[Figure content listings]

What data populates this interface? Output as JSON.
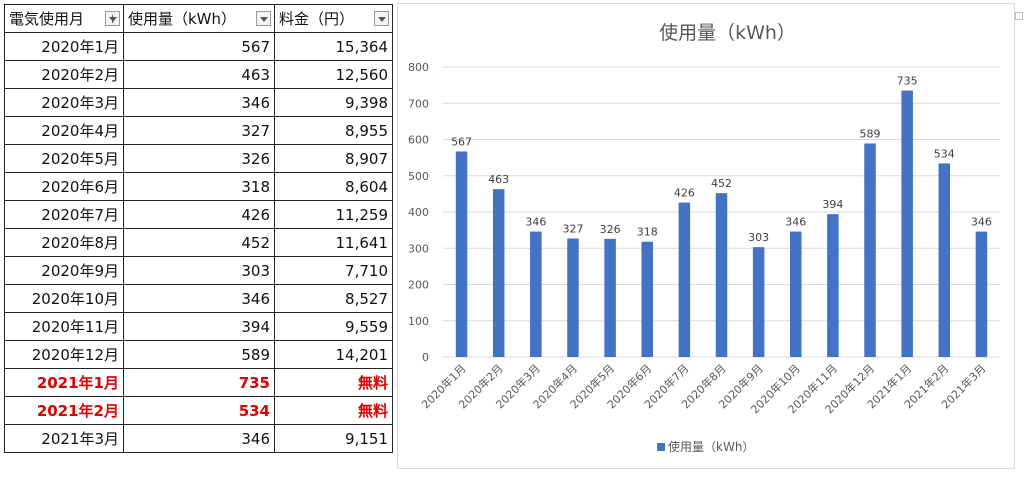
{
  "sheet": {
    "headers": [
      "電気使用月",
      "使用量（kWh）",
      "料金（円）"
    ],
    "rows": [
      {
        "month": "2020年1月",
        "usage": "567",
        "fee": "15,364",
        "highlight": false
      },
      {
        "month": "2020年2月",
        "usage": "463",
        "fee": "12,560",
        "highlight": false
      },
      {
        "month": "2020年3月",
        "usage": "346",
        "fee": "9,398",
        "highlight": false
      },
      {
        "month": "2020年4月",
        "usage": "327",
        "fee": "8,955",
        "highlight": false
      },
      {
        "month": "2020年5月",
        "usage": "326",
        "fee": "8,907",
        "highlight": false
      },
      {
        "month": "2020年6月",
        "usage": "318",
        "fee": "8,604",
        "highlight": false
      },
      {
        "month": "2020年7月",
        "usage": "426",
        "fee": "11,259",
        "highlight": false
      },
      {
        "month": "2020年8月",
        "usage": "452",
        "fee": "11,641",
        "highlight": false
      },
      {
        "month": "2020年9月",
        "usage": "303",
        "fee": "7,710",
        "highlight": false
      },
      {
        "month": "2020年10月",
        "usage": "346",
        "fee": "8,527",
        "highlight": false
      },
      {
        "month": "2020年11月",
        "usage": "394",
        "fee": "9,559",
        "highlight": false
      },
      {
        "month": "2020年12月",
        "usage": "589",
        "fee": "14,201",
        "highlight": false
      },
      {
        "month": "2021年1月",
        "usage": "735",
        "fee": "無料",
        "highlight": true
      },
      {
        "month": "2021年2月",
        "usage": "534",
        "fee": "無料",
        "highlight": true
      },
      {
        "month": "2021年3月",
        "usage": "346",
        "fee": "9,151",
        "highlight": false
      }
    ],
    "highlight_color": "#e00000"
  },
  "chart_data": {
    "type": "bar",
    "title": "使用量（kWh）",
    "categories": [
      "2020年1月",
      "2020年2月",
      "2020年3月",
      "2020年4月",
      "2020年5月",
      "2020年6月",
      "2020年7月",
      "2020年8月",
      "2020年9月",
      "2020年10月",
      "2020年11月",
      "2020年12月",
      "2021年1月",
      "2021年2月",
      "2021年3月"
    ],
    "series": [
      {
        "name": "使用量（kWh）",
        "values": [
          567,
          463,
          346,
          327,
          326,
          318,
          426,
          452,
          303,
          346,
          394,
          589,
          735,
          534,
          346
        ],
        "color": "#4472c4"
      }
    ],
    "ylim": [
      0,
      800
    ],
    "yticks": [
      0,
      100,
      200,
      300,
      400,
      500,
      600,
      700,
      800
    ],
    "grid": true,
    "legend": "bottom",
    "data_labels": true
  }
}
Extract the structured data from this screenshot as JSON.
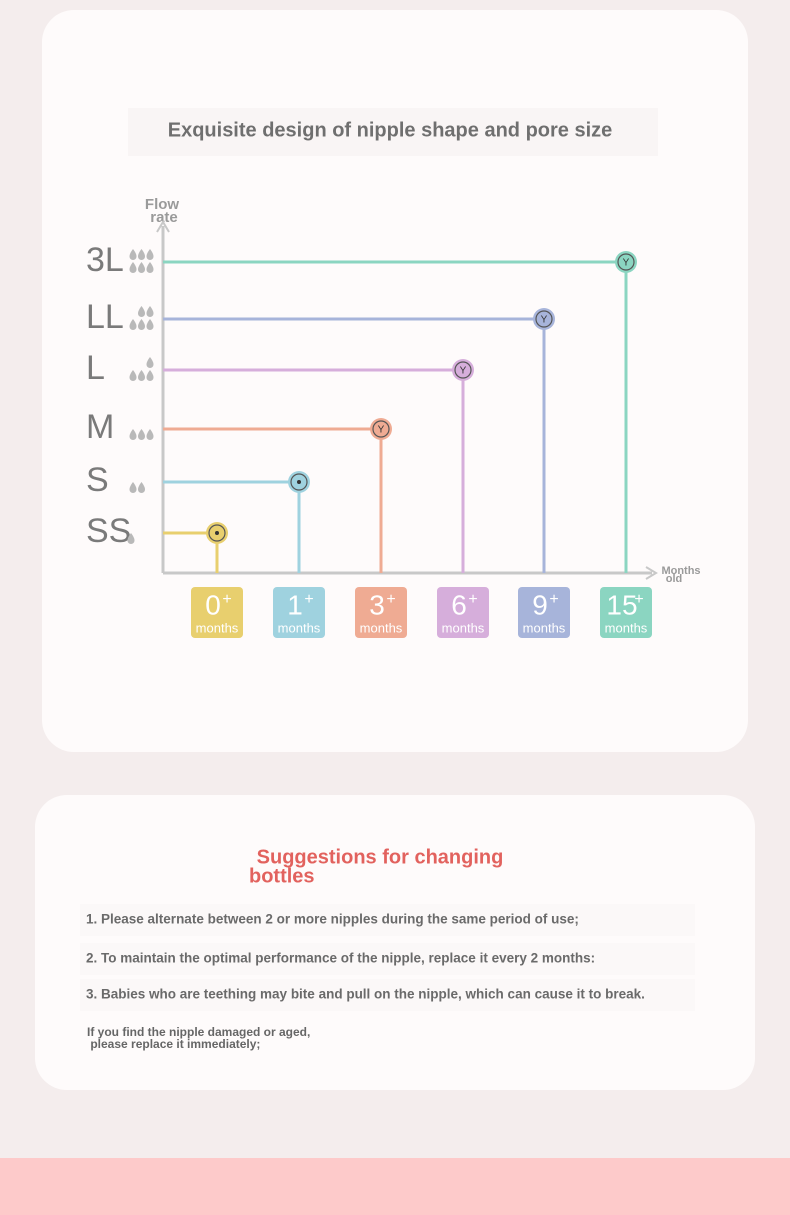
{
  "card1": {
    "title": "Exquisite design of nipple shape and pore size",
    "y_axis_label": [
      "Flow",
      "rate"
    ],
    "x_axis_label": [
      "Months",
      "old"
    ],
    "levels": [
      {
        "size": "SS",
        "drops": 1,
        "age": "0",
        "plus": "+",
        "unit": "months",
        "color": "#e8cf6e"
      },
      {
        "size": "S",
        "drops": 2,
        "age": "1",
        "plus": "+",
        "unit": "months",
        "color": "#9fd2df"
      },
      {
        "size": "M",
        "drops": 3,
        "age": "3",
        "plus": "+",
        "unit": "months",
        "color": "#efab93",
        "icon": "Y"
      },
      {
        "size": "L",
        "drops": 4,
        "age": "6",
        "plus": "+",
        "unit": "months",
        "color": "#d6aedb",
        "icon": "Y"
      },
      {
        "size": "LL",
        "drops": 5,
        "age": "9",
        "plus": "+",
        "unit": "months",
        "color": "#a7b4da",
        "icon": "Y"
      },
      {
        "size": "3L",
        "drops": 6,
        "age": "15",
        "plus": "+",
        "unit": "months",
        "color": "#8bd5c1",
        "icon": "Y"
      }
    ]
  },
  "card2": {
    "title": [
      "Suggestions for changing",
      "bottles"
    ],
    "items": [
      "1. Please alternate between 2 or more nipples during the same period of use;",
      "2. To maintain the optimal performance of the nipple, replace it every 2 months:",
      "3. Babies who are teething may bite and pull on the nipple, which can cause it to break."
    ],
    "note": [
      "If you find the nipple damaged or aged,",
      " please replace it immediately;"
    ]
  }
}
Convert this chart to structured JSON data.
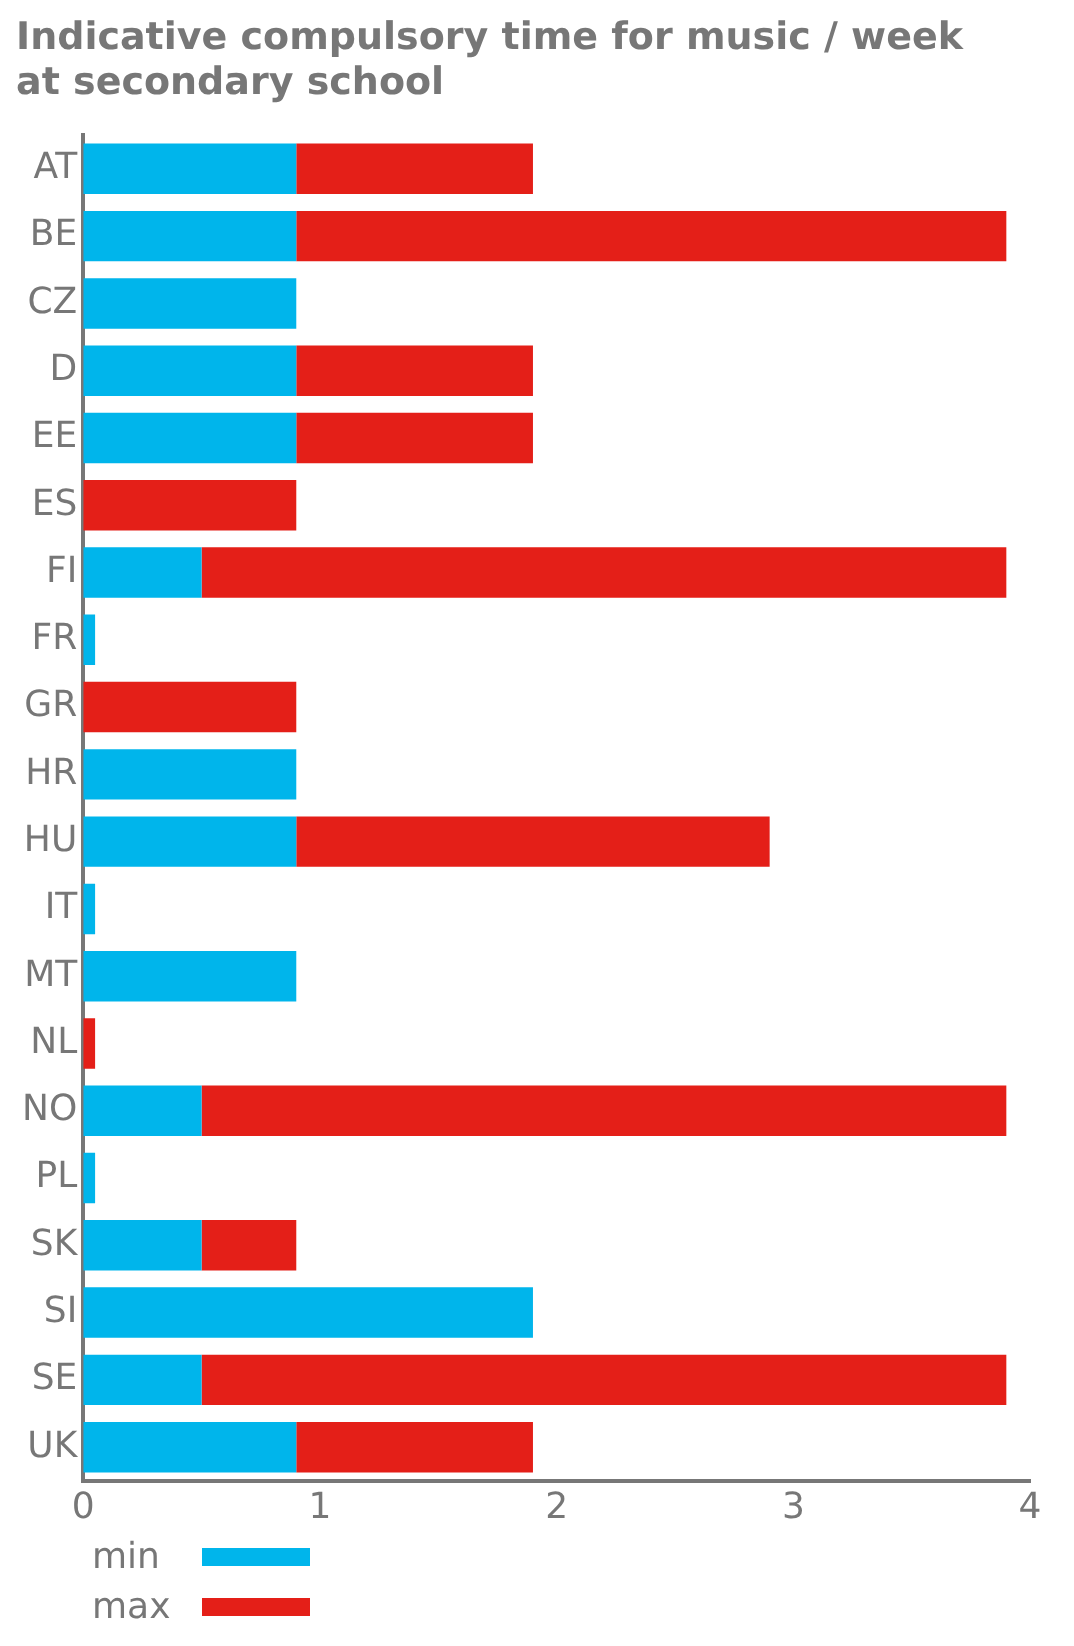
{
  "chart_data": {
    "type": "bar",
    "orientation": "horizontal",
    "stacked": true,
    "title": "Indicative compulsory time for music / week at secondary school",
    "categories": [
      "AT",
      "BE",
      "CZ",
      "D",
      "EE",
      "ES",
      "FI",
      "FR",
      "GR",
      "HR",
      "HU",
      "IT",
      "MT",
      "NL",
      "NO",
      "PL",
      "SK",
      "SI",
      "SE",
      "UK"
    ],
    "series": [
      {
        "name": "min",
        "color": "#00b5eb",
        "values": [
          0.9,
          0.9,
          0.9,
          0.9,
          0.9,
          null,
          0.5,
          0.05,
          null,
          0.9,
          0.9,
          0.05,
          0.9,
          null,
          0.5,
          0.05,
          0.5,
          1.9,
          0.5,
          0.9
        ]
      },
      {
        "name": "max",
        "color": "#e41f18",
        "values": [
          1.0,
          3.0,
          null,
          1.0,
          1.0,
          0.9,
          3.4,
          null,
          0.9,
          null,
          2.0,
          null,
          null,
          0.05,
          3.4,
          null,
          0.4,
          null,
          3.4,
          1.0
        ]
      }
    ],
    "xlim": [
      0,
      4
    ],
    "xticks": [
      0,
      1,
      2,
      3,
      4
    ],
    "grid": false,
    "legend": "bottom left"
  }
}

— Exercise instructions —
Find how many lines of the entries contain "title". Respond with the number only.

— Written solution —
4